Some records:
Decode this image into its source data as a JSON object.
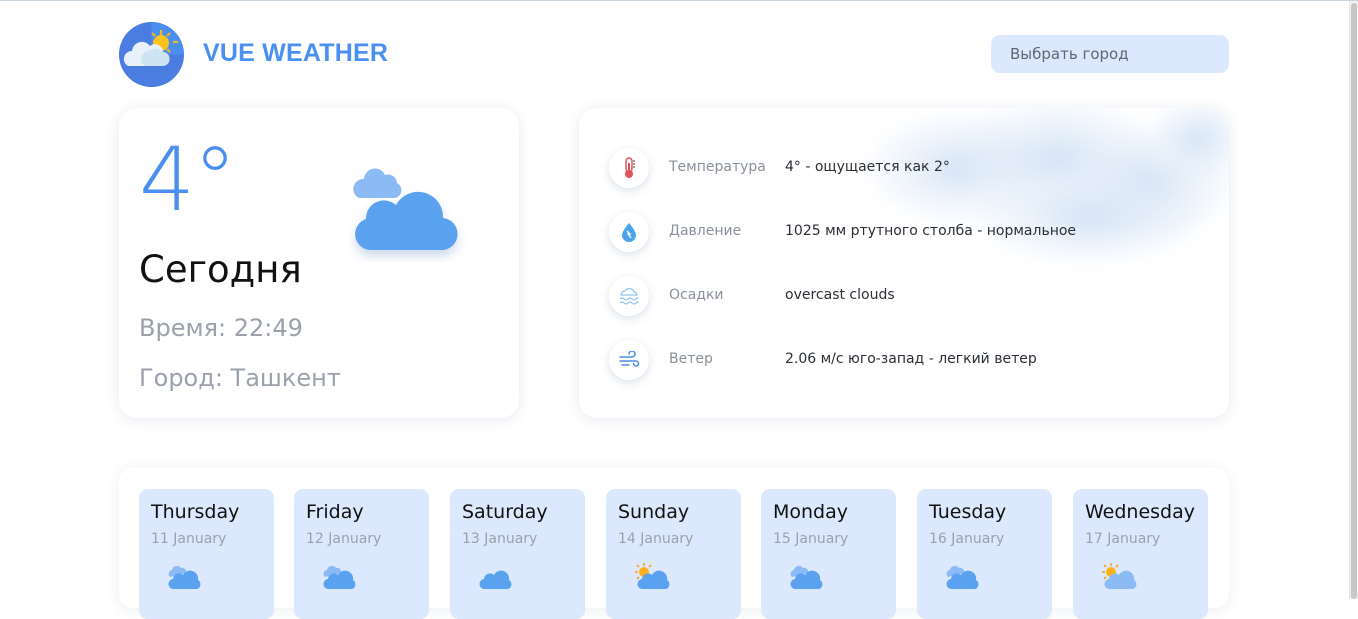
{
  "app": {
    "title": "VUE WEATHER",
    "city_placeholder": "Выбрать город",
    "logo_icon": "sun-cloud-logo-icon"
  },
  "today": {
    "temperature": "4°",
    "label": "Сегодня",
    "time": "Время: 22:49",
    "city": "Город: Ташкент",
    "icon": "broken-clouds-icon"
  },
  "details": [
    {
      "icon": "thermometer-icon",
      "label": "Температура",
      "value": "4° - ощущается как 2°"
    },
    {
      "icon": "water-drop-icon",
      "label": "Давление",
      "value": "1025 мм ртутного столба - нормальное"
    },
    {
      "icon": "precipitation-icon",
      "label": "Осадки",
      "value": "overcast clouds"
    },
    {
      "icon": "wind-icon",
      "label": "Ветер",
      "value": "2.06 м/с юго-запад - легкий ветер"
    }
  ],
  "forecast": [
    {
      "day": "Thursday",
      "date": "11 January",
      "icon": "clouds-icon"
    },
    {
      "day": "Friday",
      "date": "12 January",
      "icon": "clouds-icon"
    },
    {
      "day": "Saturday",
      "date": "13 January",
      "icon": "cloud-icon"
    },
    {
      "day": "Sunday",
      "date": "14 January",
      "icon": "sun-cloud-icon"
    },
    {
      "day": "Monday",
      "date": "15 January",
      "icon": "clouds-icon"
    },
    {
      "day": "Tuesday",
      "date": "16 January",
      "icon": "clouds-icon"
    },
    {
      "day": "Wednesday",
      "date": "17 January",
      "icon": "sun-cloud-icon"
    }
  ],
  "colors": {
    "accent": "#4a8ff0",
    "card_blue": "#dbe8fd",
    "muted_text": "#9aa1ab"
  }
}
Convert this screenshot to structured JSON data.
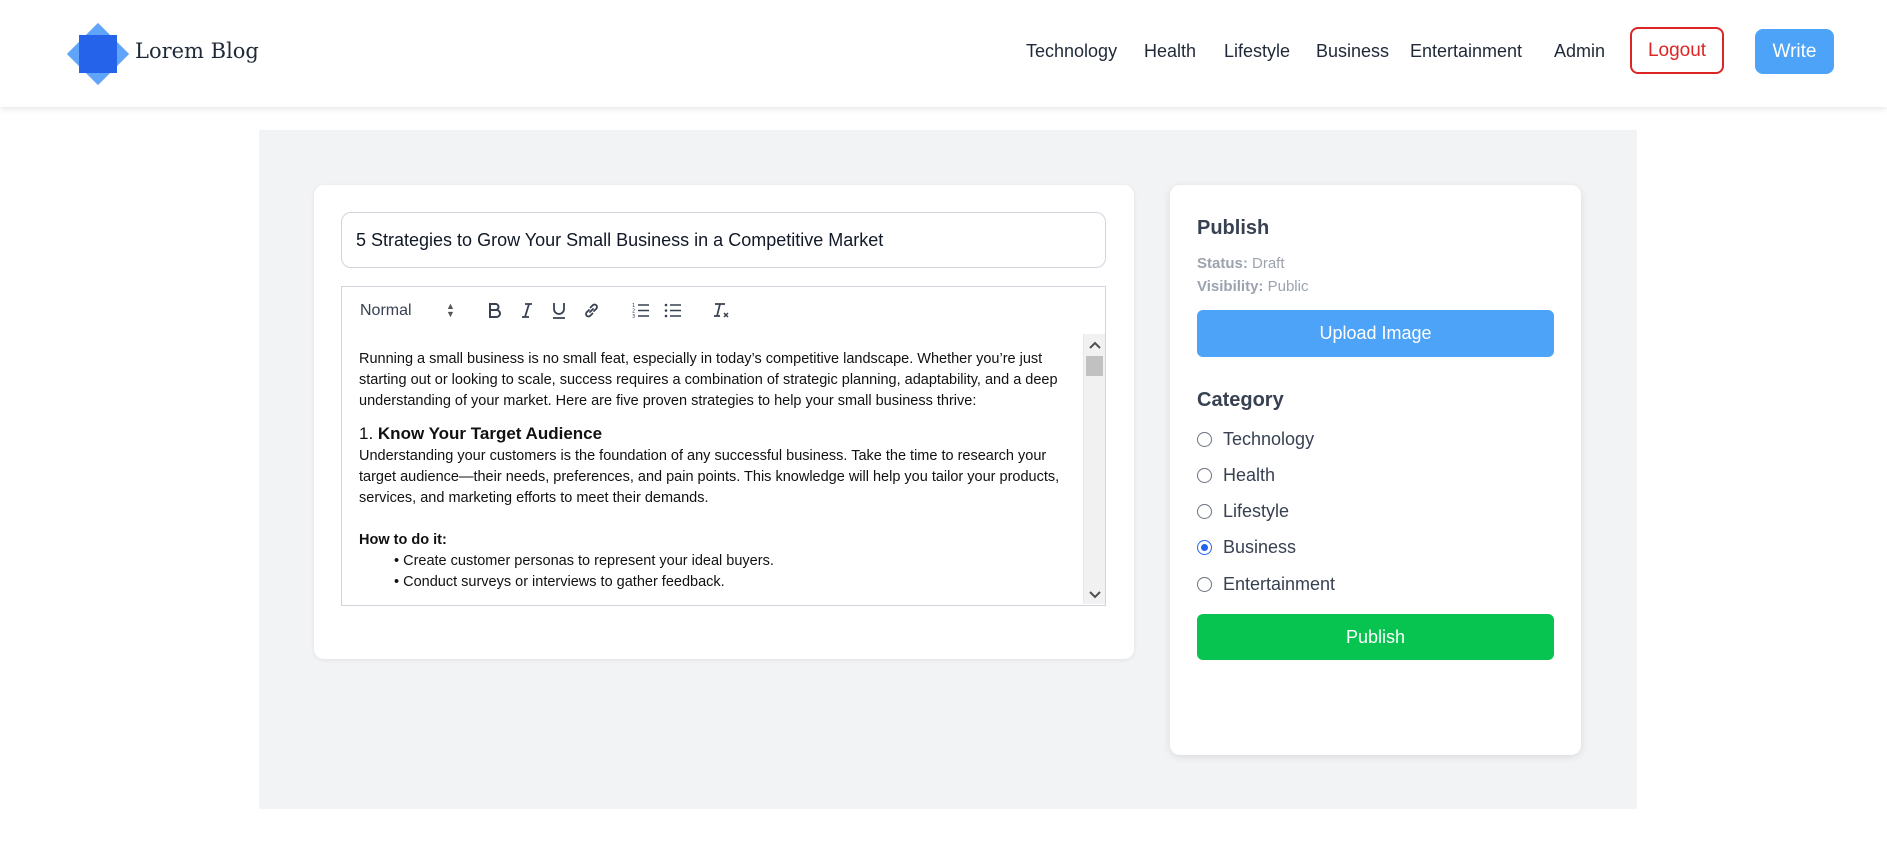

◆ TASK DESCRIPTION: Omitting all images, retype each line of the records precisely.

◆ TASK ANSWER:
Decode this image into its source data as a JSON object.
{
  "app": {
    "title": "VUE WEATHER",
    "city_placeholder": "Выбрать город",
    "logo_icon": "sun-cloud-logo-icon"
  },
  "today": {
    "temperature": "4°",
    "label": "Сегодня",
    "time": "Время: 22:49",
    "city": "Город: Ташкент",
    "icon": "broken-clouds-icon"
  },
  "details": [
    {
      "icon": "thermometer-icon",
      "label": "Температура",
      "value": "4° - ощущается как 2°"
    },
    {
      "icon": "water-drop-icon",
      "label": "Давление",
      "value": "1025 мм ртутного столба - нормальное"
    },
    {
      "icon": "precipitation-icon",
      "label": "Осадки",
      "value": "overcast clouds"
    },
    {
      "icon": "wind-icon",
      "label": "Ветер",
      "value": "2.06 м/с юго-запад - легкий ветер"
    }
  ],
  "forecast": [
    {
      "day": "Thursday",
      "date": "11 January",
      "icon": "clouds-icon"
    },
    {
      "day": "Friday",
      "date": "12 January",
      "icon": "clouds-icon"
    },
    {
      "day": "Saturday",
      "date": "13 January",
      "icon": "cloud-icon"
    },
    {
      "day": "Sunday",
      "date": "14 January",
      "icon": "sun-cloud-icon"
    },
    {
      "day": "Monday",
      "date": "15 January",
      "icon": "clouds-icon"
    },
    {
      "day": "Tuesday",
      "date": "16 January",
      "icon": "clouds-icon"
    },
    {
      "day": "Wednesday",
      "date": "17 January",
      "icon": "sun-cloud-icon"
    }
  ],
  "colors": {
    "accent": "#4a8ff0",
    "card_blue": "#dbe8fd",
    "muted_text": "#9aa1ab"
  }
}
Convert this screenshot to structured JSON data.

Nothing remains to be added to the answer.